(Collection entries)
--- Begin ---
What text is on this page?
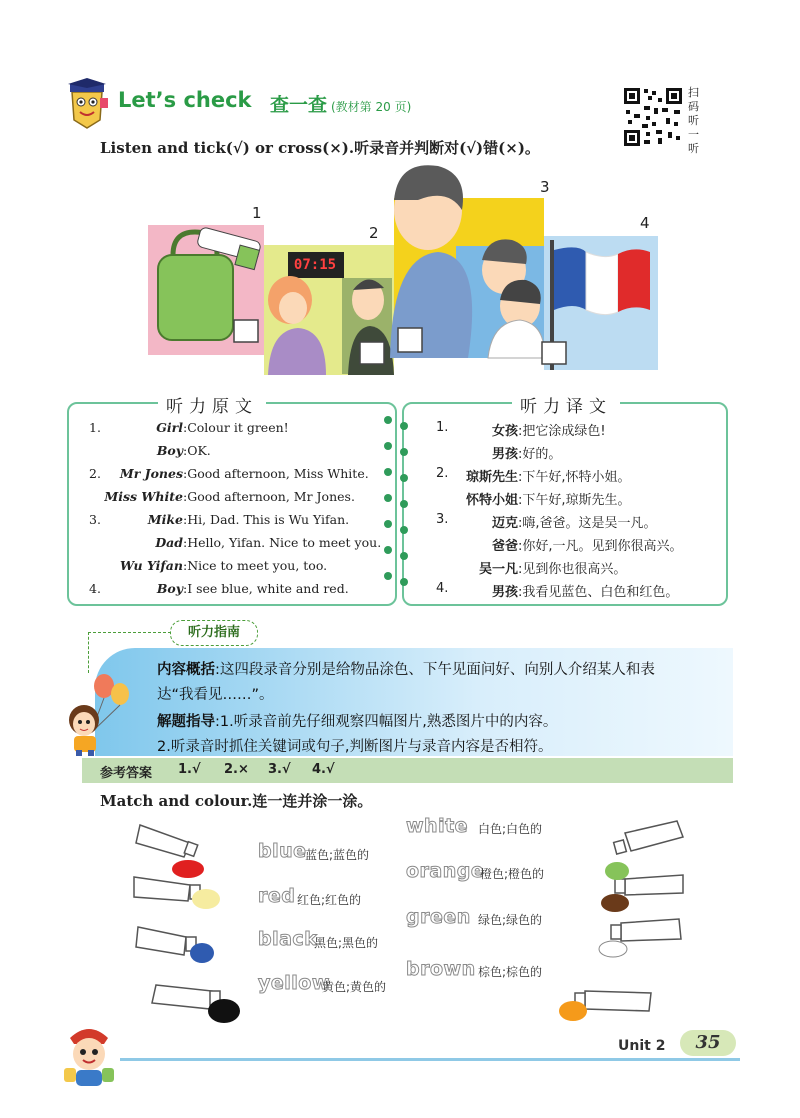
Let’s check 查一查 (教材第 20 页)
扫码听一听
Listen and tick(√) or cross(×).听录音并判断对(√)错(×)。
07:15
1
2
3
4
听力原文	听力译文
1.	Girl :Colour it green!
Boy :OK.
2. Mr Jones :Good afternoon, Miss White.
Miss White :Good afternoon, Mr Jones.
3.	Mike :Hi, Dad. This is Wu Yifan.
Dad :Hello, Yifan. Nice to meet you.
Wu Yifan :Nice to meet you, too.
4.	Boy :I see blue, white and red.
1.	女孩 :把它涂成绿色!
男孩 :好的。
2. 琼斯先生 :下午好,怀特小姐。
怀特小姐 :下午好,琼斯先生。
3.	迈克 :嗨,爸爸。这是吴一凡。
爸爸 :你好,一凡。见到你很高兴。
吴一凡 :见到你也很高兴。
4.	男孩 :我看见蓝色、白色和红色。
听力指南
内容概括:这四段录音分别是给物品涂色、下午见面问好、向别人介绍某人和表
达“我看见……”。
解题指导:1.听录音前先仔细观察四幅图片,熟悉图片中的内容。
2.听录音时抓住关键词或句子,判断图片与录音内容是否相符。
参考答案 1.√ 2.× 3.√ 4.√
Match and colour.连一连并涂一涂。
white 白色;白色的
blue
蓝色;蓝色的
orange
橙色;橙色的
red 红色;红色的
green 绿色;绿色的
black
黑色;黑色的
brown 棕色;棕色的
yellow
黄色;黄色的
Unit 2	35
--- End ---
Copy the listing in full and without alteration, omitting every picture.

- Task result -
What text is on this page?
Let’s check 查一查 (教材第 20 页)
扫码听一听
Listen and tick(√) or cross(×).听录音并判断对(√)错(×)。
07:15
1
2
3
4
听力原文	听力译文
1.	Girl :Colour it green!
Boy :OK.
2. Mr Jones :Good afternoon, Miss White.
Miss White :Good afternoon, Mr Jones.
3.	Mike :Hi, Dad. This is Wu Yifan.
Dad :Hello, Yifan. Nice to meet you.
Wu Yifan :Nice to meet you, too.
4.	Boy :I see blue, white and red.
1.	女孩 :把它涂成绿色!
男孩 :好的。
2. 琼斯先生 :下午好,怀特小姐。
怀特小姐 :下午好,琼斯先生。
3.	迈克 :嗨,爸爸。这是吴一凡。
爸爸 :你好,一凡。见到你很高兴。
吴一凡 :见到你也很高兴。
4.	男孩 :我看见蓝色、白色和红色。
听力指南
内容概括:这四段录音分别是给物品涂色、下午见面问好、向别人介绍某人和表
达“我看见……”。
解题指导:1.听录音前先仔细观察四幅图片,熟悉图片中的内容。
2.听录音时抓住关键词或句子,判断图片与录音内容是否相符。
参考答案 1.√ 2.× 3.√ 4.√
Match and colour.连一连并涂一涂。
white 白色;白色的
blue
蓝色;蓝色的
orange
橙色;橙色的
red 红色;红色的
green 绿色;绿色的
black
黑色;黑色的
brown 棕色;棕色的
yellow
黄色;黄色的
Unit 2	35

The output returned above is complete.